• **Task details**:
Read through the records below and copy each line that uses the word "Barnegat".
-- BEGIN --
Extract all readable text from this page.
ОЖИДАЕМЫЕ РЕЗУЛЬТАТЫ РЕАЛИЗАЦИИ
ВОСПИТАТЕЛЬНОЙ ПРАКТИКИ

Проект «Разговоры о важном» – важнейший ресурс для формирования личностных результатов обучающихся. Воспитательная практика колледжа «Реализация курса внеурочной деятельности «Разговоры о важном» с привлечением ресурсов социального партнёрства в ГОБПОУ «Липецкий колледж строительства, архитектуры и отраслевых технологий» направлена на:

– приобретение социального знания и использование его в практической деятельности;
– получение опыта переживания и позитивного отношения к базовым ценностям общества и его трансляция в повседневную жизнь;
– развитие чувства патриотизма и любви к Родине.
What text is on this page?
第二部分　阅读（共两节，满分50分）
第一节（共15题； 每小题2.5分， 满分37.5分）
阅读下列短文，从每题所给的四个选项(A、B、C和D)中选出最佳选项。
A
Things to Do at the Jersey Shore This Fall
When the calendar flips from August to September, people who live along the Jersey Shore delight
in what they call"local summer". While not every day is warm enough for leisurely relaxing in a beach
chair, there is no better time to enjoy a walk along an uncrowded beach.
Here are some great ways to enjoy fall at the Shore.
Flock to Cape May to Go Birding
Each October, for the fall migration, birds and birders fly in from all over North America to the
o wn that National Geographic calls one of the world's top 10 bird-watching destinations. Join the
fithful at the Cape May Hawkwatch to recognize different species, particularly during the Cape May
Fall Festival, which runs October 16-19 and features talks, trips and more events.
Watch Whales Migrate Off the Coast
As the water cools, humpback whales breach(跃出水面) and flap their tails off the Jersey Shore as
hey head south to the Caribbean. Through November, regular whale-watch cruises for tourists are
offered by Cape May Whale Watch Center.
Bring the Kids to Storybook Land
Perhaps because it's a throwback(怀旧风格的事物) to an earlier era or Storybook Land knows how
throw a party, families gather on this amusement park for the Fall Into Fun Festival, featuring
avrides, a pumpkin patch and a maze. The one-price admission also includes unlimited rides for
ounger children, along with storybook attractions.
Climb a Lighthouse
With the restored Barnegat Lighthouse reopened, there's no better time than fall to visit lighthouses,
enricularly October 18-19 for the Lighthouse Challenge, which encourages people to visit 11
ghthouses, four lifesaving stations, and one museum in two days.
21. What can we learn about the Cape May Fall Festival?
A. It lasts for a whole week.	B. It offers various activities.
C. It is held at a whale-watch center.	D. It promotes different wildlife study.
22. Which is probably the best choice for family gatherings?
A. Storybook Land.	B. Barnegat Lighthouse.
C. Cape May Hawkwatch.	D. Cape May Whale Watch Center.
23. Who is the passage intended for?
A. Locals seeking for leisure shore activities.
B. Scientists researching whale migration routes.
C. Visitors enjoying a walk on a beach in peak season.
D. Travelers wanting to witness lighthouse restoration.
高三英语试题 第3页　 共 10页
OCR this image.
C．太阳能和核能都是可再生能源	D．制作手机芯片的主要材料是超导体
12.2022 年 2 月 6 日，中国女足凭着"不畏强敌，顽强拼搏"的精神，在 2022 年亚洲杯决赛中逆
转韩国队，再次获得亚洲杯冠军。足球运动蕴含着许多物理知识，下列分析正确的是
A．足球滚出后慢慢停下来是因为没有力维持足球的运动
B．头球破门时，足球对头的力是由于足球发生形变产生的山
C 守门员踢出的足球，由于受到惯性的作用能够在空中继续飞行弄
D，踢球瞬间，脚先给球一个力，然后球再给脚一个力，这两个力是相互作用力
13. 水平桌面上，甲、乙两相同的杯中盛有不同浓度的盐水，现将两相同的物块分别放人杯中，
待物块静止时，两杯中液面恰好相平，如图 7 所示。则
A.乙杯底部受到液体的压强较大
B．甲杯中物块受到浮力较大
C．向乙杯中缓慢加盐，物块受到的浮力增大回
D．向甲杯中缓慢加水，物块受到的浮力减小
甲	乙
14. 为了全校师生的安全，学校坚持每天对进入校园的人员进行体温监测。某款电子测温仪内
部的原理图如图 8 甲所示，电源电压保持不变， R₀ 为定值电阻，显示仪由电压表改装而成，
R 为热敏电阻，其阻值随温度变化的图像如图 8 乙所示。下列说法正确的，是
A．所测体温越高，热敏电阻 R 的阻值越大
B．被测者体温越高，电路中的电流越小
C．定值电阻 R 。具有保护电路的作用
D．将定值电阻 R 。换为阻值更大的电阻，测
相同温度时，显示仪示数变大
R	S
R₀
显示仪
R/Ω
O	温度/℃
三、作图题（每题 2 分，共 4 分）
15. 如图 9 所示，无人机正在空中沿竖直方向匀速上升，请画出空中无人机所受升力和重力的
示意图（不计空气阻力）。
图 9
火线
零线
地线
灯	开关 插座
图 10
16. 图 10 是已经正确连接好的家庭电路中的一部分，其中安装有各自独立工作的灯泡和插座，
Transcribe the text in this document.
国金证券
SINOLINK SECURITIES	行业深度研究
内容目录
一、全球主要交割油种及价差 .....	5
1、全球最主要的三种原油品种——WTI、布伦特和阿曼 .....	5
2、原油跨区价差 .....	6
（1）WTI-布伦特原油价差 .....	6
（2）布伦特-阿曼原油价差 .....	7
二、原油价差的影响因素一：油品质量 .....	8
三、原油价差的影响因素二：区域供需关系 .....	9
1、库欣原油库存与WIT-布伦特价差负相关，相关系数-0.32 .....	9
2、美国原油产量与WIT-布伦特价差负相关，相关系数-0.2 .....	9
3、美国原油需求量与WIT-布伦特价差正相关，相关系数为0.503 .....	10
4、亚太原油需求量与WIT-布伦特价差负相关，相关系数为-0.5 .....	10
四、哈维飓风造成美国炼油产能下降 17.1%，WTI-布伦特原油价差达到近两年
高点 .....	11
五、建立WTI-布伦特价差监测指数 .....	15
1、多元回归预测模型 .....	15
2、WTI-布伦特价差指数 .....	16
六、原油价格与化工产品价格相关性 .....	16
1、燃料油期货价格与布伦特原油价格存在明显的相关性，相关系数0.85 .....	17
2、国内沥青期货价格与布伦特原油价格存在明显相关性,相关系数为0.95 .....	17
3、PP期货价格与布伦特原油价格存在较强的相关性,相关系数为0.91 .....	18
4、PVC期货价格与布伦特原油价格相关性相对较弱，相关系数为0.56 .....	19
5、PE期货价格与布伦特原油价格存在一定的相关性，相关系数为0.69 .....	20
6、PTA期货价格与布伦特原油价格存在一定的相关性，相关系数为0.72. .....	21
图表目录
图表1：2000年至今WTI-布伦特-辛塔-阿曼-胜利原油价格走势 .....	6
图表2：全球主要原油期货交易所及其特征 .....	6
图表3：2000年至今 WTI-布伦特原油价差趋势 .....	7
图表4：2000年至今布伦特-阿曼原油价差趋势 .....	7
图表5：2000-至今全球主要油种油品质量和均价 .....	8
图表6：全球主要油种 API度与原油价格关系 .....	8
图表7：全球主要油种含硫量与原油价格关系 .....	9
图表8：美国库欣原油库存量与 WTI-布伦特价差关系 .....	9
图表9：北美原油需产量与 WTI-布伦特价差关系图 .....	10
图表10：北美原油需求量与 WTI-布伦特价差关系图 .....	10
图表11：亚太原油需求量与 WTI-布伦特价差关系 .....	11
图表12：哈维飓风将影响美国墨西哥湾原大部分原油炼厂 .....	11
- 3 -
-- END --
• **The reply**:
With the restored Barnegat Lighthouse reopened, there's no better time than fall to visit lighthouses,
A. Storybook Land.	B. Barnegat Lighthouse.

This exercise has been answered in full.